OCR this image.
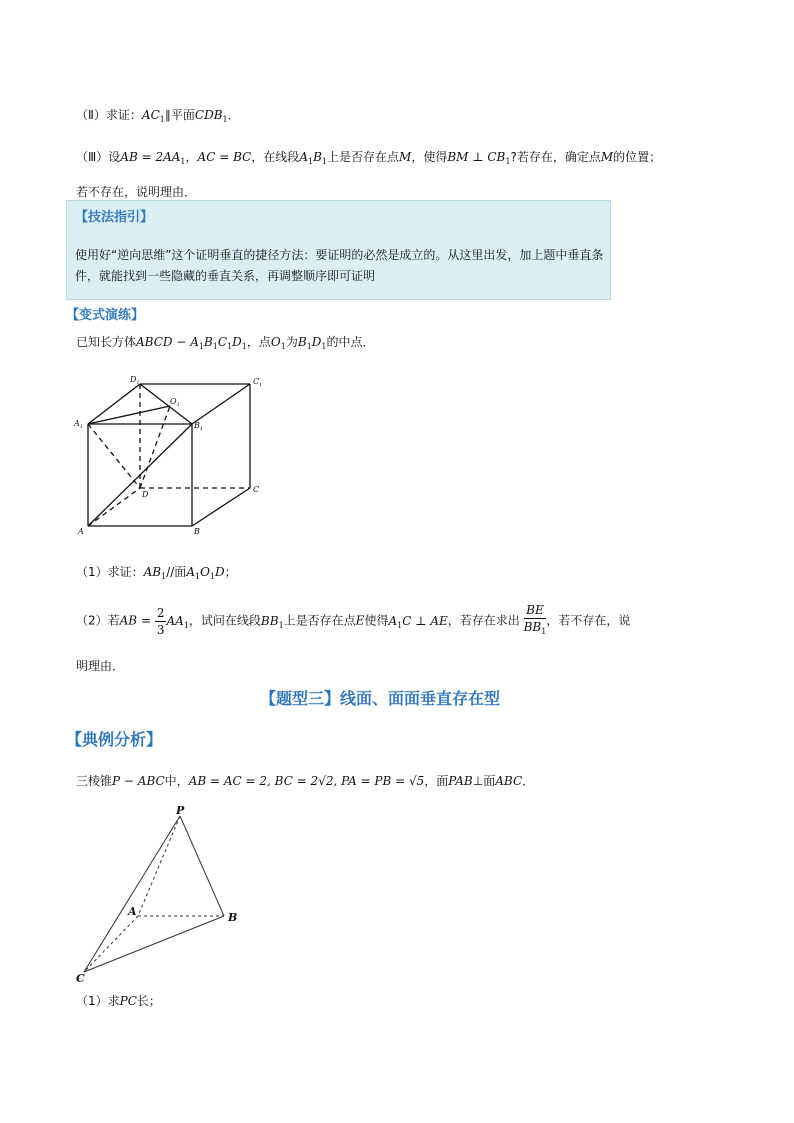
（Ⅱ）求证：$AC_1\parallel$平面$CDB_1$．
（Ⅲ）设AB = $2AA_1$，AC = BC，在线段$A_1B_1$上是否存在点M，使得BM ⊥ $CB_1$?若存在，确定点M的位置；
若不存在，说明理由．
【技法指引】
使用好“逆向思维”这个证明垂直的捷径方法：要证明的必然是成立的。从这里出发，加上题中垂直条件，就能找到一些隐藏的垂直关系，再调整顺序即可证明
【变式演练】
已知长方体ABCD − $A_1B_1C_1D_1$，点$O_1$为$B_1D_1$的中点．
$D_1$	$C_1$
$O_1$
$A_1$	$B_1$
D
C
A	B
（1）求证：$AB_1//$面$A_1O_1D$；
（2）若AB = $\frac{2}{3} AA_1$，试问在线段$BB_1$上是否存在点E使得$A_1C$ ⊥ AE，若存在求出 $\frac{BE}{BB_1}$ ，若不存在，说
明理由．
【题型三】线面、面面垂直存在型
【典例分析】
三棱锥P − ABC中，AB = AC = 2, BC = 2√2, PA = PB = √5，面PAB⊥面ABC．
P
A	B
C
（1）求PC长；
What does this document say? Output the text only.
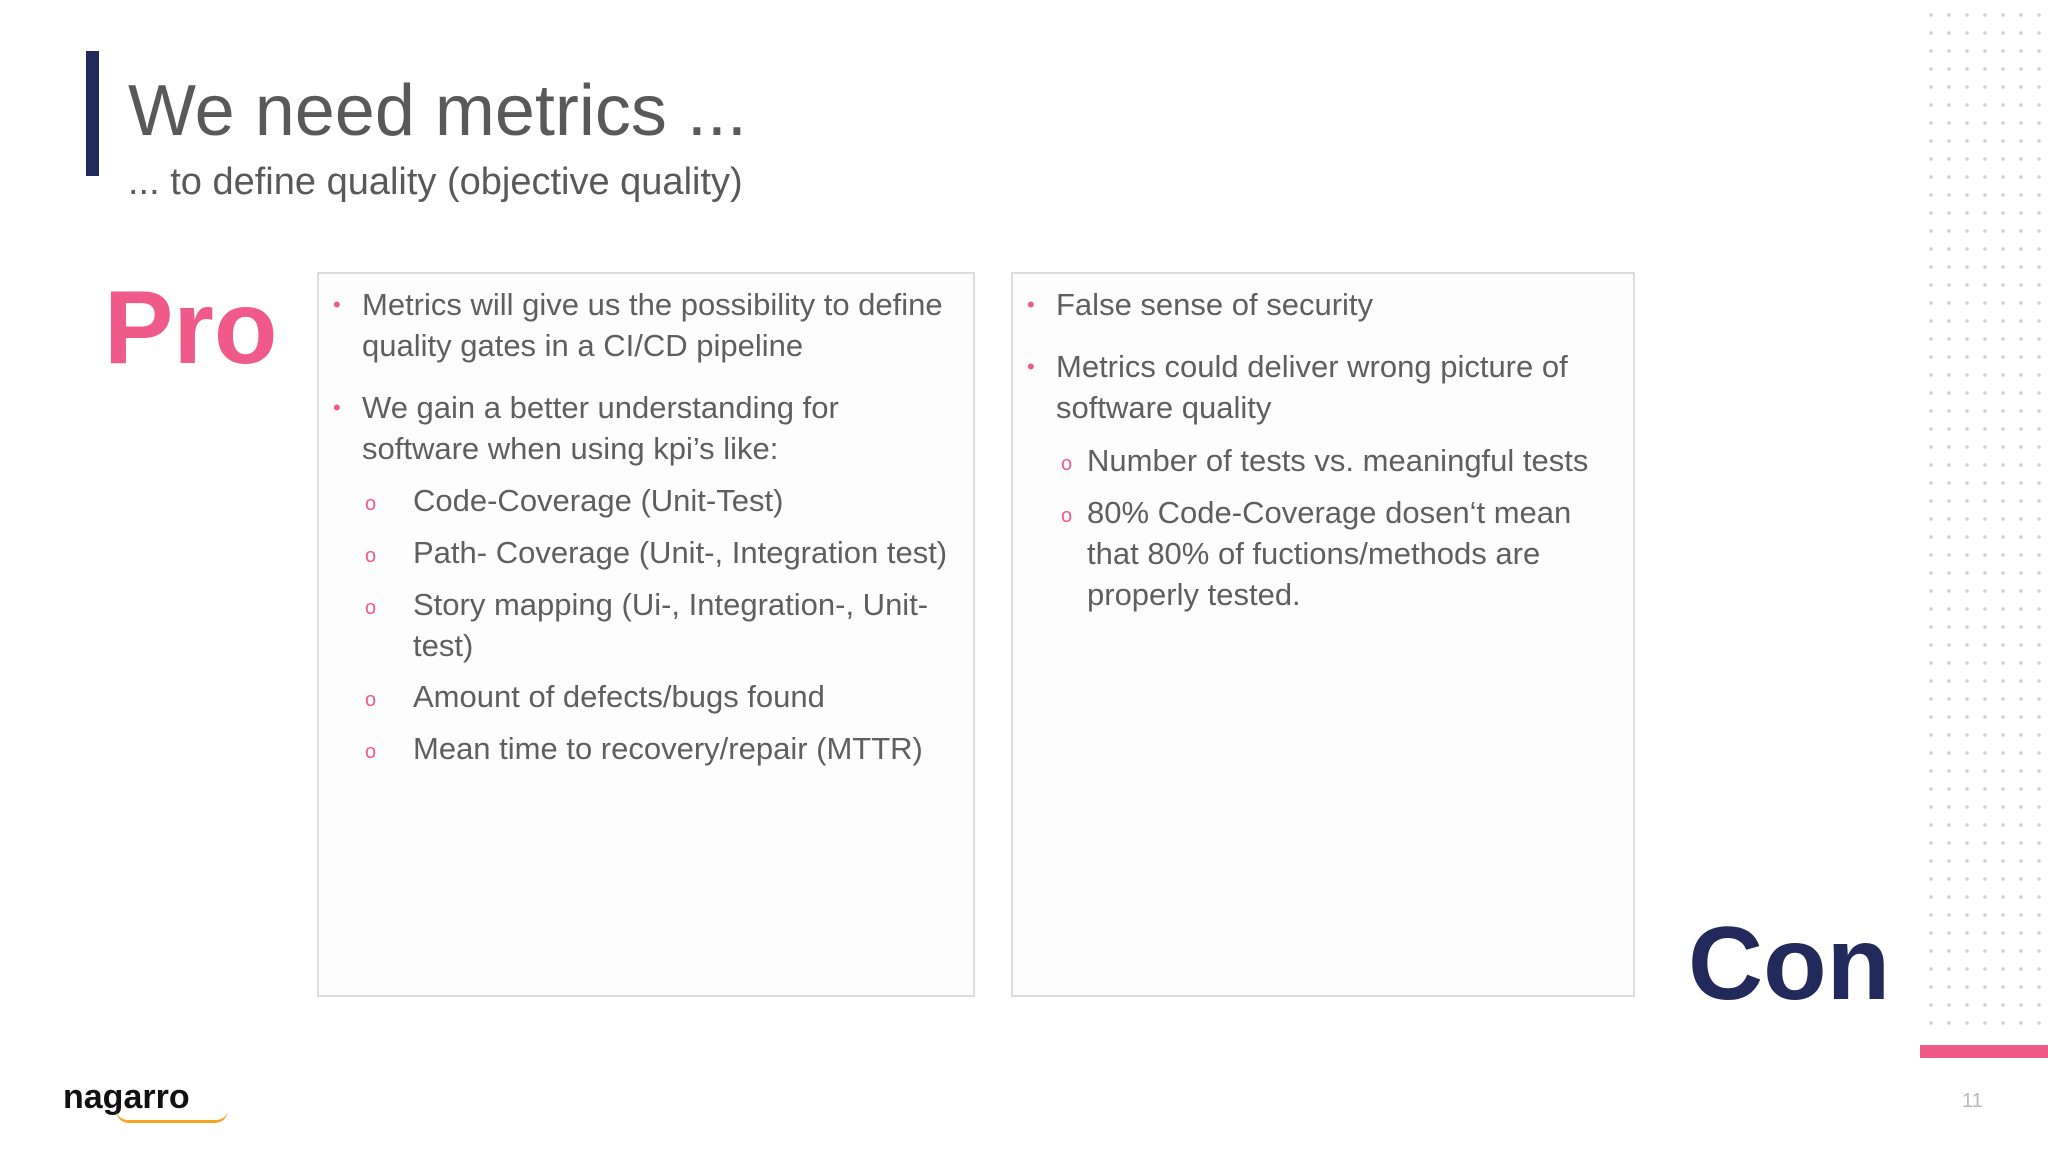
We need metrics ...
... to define quality (objective quality)
Pro	• Metrics will give us the possibility to define
quality gates in a CI/CD pipeline
• We gain a better understanding for
software when using kpi’s like:
o Code-Coverage (Unit-Test)
o Path- Coverage (Unit-, Integration test)
o Story mapping (Ui-, Integration-, Unit-
test)
o Amount of defects/bugs found
o Mean time to recovery/repair (MTTR)
• False sense of security
• Metrics could deliver wrong picture of
software quality
o Number of tests vs. meaningful tests
o 80% Code-Coverage dosen‘t mean
that 80% of fuctions/methods are
properly tested.
Con
nagarro	11
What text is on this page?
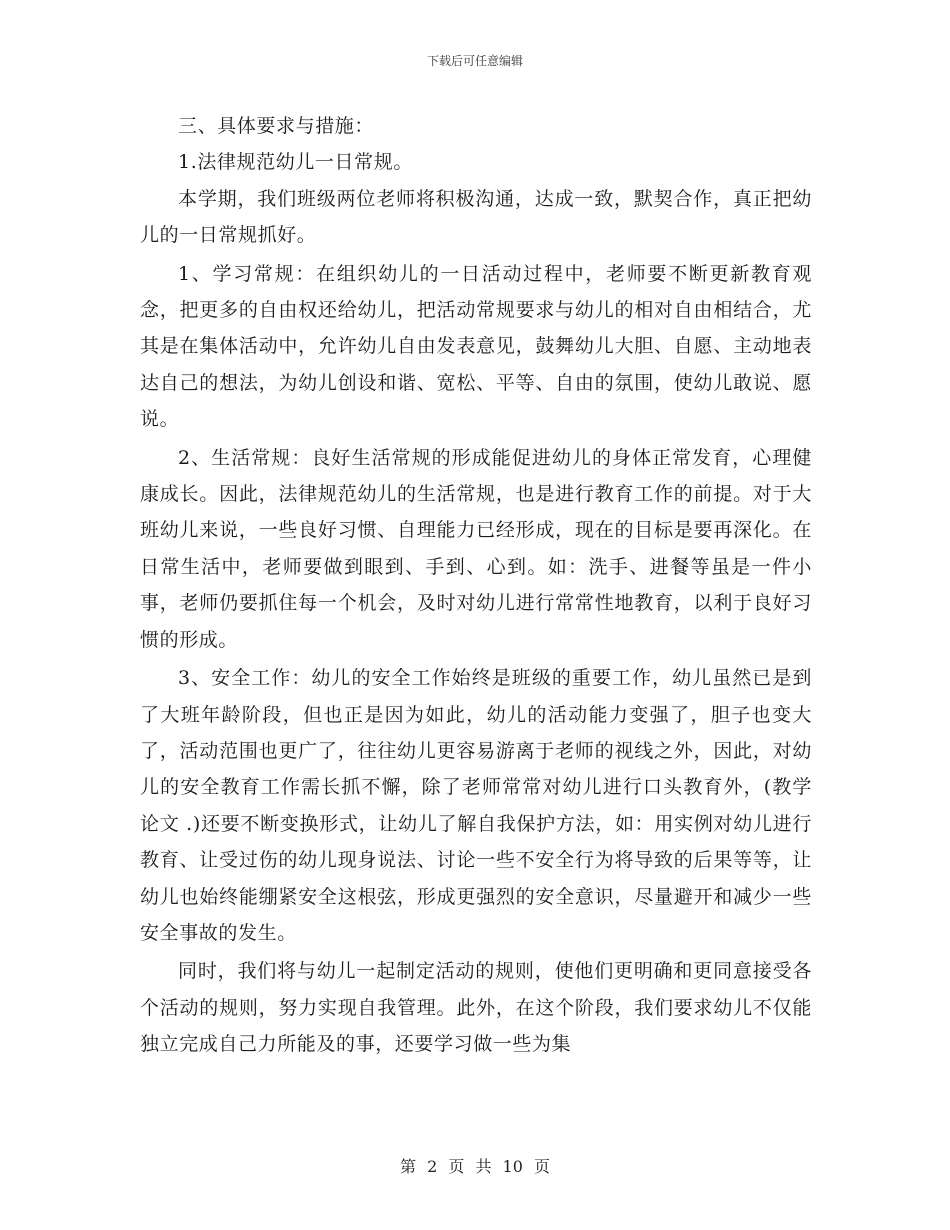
下载后可任意编辑

三、具体要求与措施：

1.法律规范幼儿一日常规。

本学期，我们班级两位老师将积极沟通，达成一致，默契合作，真正把幼儿的一日常规抓好。

1、学习常规：在组织幼儿的一日活动过程中，老师要不断更新教育观念，把更多的自由权还给幼儿，把活动常规要求与幼儿的相对自由相结合，尤其是在集体活动中，允许幼儿自由发表意见，鼓舞幼儿大胆、自愿、主动地表达自己的想法，为幼儿创设和谐、宽松、平等、自由的氛围，使幼儿敢说、愿说。

2、生活常规：良好生活常规的形成能促进幼儿的身体正常发育，心理健康成长。因此，法律规范幼儿的生活常规，也是进行教育工作的前提。对于大班幼儿来说，一些良好习惯、自理能力已经形成，现在的目标是要再深化。在日常生活中，老师要做到眼到、手到、心到。如：洗手、进餐等虽是一件小事，老师仍要抓住每一个机会，及时对幼儿进行常常性地教育，以利于良好习惯的形成。

3、安全工作：幼儿的安全工作始终是班级的重要工作，幼儿虽然已是到了大班年龄阶段，但也正是因为如此，幼儿的活动能力变强了，胆子也变大了，活动范围也更广了，往往幼儿更容易游离于老师的视线之外，因此，对幼儿的安全教育工作需长抓不懈，除了老师常常对幼儿进行口头教育外，(教学论文 .)还要不断变换形式，让幼儿了解自我保护方法，如：用实例对幼儿进行教育、让受过伤的幼儿现身说法、讨论一些不安全行为将导致的后果等等，让幼儿也始终能绷紧安全这根弦，形成更强烈的安全意识，尽量避开和减少一些安全事故的发生。

同时，我们将与幼儿一起制定活动的规则，使他们更明确和更同意接受各个活动的规则，努力实现自我管理。此外，在这个阶段，我们要求幼儿不仅能独立完成自己力所能及的事，还要学习做一些为集

第 2 页 共 10 页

####################

What you will do: Reproduce exactly and only the lines from the one with "What text is on this page?" through the last entry, both included, excluding every picture.

Output:
What text is on this page?
下载后可任意编辑

三、具体要求与措施：

1.法律规范幼儿一日常规。

本学期，我们班级两位老师将积极沟通，达成一致，默契合作，真正把幼儿的一日常规抓好。

1、学习常规：在组织幼儿的一日活动过程中，老师要不断更新教育观念，把更多的自由权还给幼儿，把活动常规要求与幼儿的相对自由相结合，尤其是在集体活动中，允许幼儿自由发表意见，鼓舞幼儿大胆、自愿、主动地表达自己的想法，为幼儿创设和谐、宽松、平等、自由的氛围，使幼儿敢说、愿说。

2、生活常规：良好生活常规的形成能促进幼儿的身体正常发育，心理健康成长。因此，法律规范幼儿的生活常规，也是进行教育工作的前提。对于大班幼儿来说，一些良好习惯、自理能力已经形成，现在的目标是要再深化。在日常生活中，老师要做到眼到、手到、心到。如：洗手、进餐等虽是一件小事，老师仍要抓住每一个机会，及时对幼儿进行常常性地教育，以利于良好习惯的形成。

3、安全工作：幼儿的安全工作始终是班级的重要工作，幼儿虽然已是到了大班年龄阶段，但也正是因为如此，幼儿的活动能力变强了，胆子也变大了，活动范围也更广了，往往幼儿更容易游离于老师的视线之外，因此，对幼儿的安全教育工作需长抓不懈，除了老师常常对幼儿进行口头教育外，(教学论文 .)还要不断变换形式，让幼儿了解自我保护方法，如：用实例对幼儿进行教育、让受过伤的幼儿现身说法、讨论一些不安全行为将导致的后果等等，让幼儿也始终能绷紧安全这根弦，形成更强烈的安全意识，尽量避开和减少一些安全事故的发生。

同时，我们将与幼儿一起制定活动的规则，使他们更明确和更同意接受各个活动的规则，努力实现自我管理。此外，在这个阶段，我们要求幼儿不仅能独立完成自己力所能及的事，还要学习做一些为集

第 2 页 共 10 页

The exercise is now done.